┌─ Entries provided
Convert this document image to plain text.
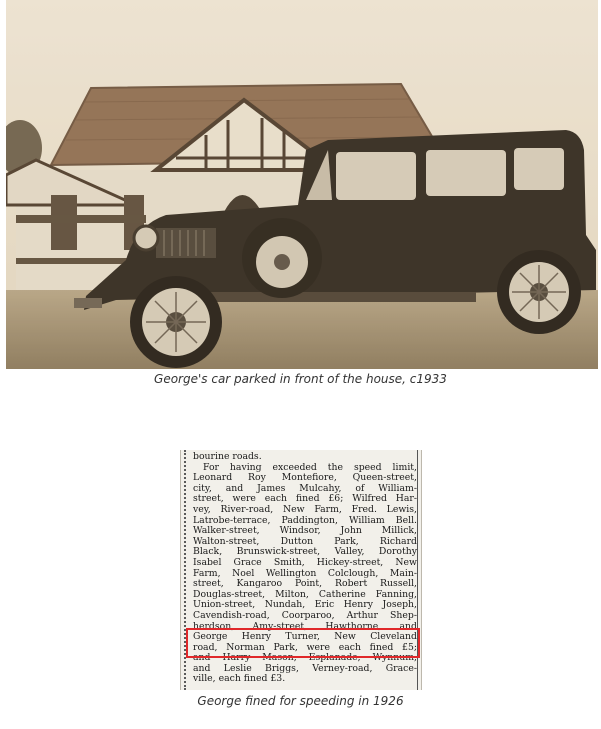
George's car parked in front of the house, c1933
bourine roads.
For having exceeded the speed limit,
Leonard Roy Montefiore, Queen-street,
city, and James Mulcahy, of William-
street, were each fined £6; Wilfred Har-
vey, River-road, New Farm, Fred. Lewis,
Latrobe-terrace, Paddington, William Bell.
Walker-street, Windsor, John Millick,
Walton-street, Dutton Park, Richard
Black, Brunswick-street, Valley, Dorothy
Isabel Grace Smith, Hickey-street, New
Farm, Noel Wellington Colclough, Main-
street, Kangaroo Point, Robert Russell,
Douglas-street, Milton, Catherine Fanning,
Union-street, Nundah, Eric Henry Joseph,
Cavendish-road, Coorparoo, Arthur Shep-
herdson, Amy-street, Hawthorne, and
George Henry Turner, New Cleveland
road, Norman Park, were each fined £5;
and Harry Mason, Esplanade, Wynnum,
and Leslie Briggs, Verney-road, Grace-
ville, each fined £3.
George fined for speeding in 1926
└─
Where does the word "Farm" appear in the listing? List each line that holds it.

§ **Expected output**
vey, River-road, New Farm, Fred. Lewis,
Farm, Noel Wellington Colclough, Main-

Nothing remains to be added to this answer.